Aim of the exercise =>
Copy out each line of the material below that holds the string "text".

* begin Entries *

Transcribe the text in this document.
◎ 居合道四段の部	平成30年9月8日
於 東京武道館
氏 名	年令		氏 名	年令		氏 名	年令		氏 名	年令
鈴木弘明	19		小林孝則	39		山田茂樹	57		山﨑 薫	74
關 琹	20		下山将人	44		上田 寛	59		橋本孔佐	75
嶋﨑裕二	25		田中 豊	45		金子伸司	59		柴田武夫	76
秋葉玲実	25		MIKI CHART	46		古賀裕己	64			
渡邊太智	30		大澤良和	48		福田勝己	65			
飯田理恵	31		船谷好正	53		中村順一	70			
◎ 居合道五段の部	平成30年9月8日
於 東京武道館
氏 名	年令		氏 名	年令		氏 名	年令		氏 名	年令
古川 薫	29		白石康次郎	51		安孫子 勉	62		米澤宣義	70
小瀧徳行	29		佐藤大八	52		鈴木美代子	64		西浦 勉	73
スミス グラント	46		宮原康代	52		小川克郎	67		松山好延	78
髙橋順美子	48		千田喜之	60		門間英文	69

* end Entries *
* begin Entries *

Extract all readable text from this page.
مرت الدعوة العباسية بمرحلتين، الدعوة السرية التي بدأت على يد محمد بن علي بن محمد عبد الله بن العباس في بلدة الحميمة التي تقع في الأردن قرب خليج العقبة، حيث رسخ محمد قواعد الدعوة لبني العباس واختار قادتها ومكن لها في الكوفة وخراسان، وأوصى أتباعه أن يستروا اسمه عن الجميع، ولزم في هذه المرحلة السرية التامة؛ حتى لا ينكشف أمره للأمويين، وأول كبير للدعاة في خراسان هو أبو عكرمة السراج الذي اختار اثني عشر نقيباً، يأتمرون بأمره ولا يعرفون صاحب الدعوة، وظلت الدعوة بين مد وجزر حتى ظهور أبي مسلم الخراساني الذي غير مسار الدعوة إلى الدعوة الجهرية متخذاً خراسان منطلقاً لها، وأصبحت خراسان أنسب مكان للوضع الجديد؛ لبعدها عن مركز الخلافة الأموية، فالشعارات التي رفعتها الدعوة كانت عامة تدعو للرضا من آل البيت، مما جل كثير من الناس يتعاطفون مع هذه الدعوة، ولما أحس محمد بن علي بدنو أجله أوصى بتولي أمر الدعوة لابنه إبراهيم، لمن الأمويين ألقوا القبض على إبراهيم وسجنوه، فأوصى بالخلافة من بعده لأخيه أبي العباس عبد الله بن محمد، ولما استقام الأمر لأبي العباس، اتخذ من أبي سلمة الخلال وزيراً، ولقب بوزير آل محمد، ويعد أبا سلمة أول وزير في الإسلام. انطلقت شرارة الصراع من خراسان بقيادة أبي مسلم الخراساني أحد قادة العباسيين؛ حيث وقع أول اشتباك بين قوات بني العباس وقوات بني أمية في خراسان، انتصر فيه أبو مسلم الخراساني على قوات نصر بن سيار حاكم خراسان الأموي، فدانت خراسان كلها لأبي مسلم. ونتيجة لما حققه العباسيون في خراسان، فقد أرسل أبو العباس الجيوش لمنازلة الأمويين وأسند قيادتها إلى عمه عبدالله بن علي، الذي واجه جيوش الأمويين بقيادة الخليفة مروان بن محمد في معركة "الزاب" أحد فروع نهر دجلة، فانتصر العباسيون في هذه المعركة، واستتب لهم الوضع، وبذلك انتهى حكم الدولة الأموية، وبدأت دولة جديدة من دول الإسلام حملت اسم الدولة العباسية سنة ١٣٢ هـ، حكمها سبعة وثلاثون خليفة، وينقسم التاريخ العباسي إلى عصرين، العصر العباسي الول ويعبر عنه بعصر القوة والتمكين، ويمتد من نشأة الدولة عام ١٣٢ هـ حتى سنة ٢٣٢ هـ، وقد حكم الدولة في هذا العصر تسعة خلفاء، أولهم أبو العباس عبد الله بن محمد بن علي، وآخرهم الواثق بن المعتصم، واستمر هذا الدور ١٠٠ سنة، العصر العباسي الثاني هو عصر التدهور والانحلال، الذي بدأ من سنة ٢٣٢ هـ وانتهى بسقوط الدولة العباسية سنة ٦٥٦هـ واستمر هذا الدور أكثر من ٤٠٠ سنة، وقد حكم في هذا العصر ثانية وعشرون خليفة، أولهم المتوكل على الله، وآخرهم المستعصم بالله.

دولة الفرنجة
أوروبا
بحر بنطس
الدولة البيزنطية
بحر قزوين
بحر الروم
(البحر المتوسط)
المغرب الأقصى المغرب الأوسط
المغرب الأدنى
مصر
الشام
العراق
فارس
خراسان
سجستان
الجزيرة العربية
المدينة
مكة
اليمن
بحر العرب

* end Entries *
* begin Entries *

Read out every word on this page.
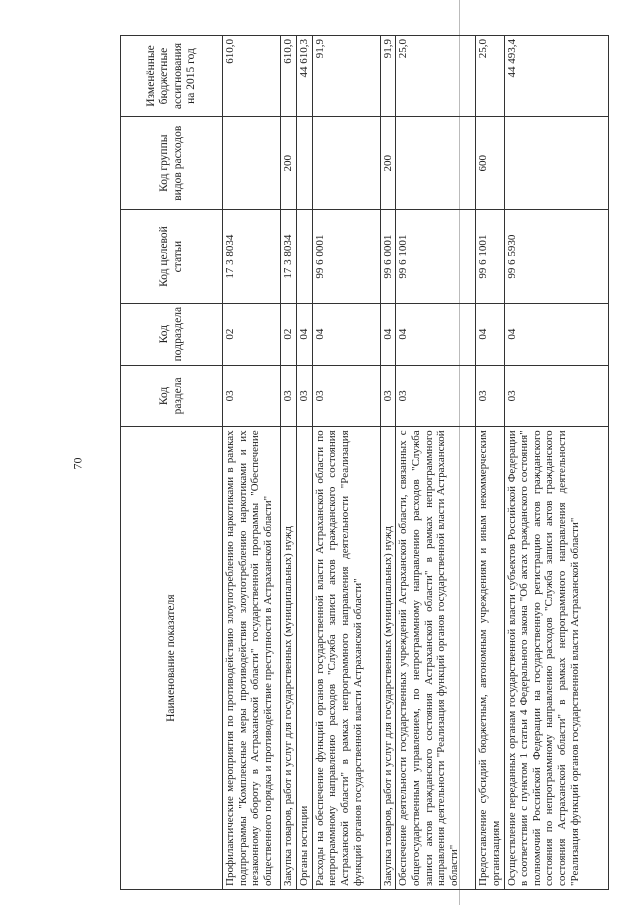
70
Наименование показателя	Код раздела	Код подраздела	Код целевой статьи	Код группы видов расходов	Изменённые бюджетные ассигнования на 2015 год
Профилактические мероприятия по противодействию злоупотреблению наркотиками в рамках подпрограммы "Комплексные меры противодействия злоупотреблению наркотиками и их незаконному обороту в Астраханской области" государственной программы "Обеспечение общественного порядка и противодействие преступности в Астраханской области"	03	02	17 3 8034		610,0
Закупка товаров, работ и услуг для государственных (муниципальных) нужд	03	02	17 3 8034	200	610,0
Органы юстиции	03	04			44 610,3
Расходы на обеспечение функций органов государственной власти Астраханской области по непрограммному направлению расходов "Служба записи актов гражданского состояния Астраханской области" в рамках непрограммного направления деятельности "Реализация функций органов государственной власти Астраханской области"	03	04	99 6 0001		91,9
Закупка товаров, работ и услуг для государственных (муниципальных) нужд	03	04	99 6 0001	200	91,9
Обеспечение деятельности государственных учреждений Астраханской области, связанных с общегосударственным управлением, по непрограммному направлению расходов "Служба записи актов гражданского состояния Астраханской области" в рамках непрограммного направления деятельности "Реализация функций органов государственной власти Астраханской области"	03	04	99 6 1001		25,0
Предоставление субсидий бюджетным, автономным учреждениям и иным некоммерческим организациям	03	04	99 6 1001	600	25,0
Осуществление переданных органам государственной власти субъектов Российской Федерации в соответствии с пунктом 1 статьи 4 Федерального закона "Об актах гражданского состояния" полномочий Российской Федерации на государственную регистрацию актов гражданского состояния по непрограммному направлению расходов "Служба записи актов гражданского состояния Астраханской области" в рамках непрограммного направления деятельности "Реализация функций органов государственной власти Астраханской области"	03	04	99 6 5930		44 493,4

* end Entries *

Result of this task =>
Transcribe the text in this document.
Extract all readable text from this page.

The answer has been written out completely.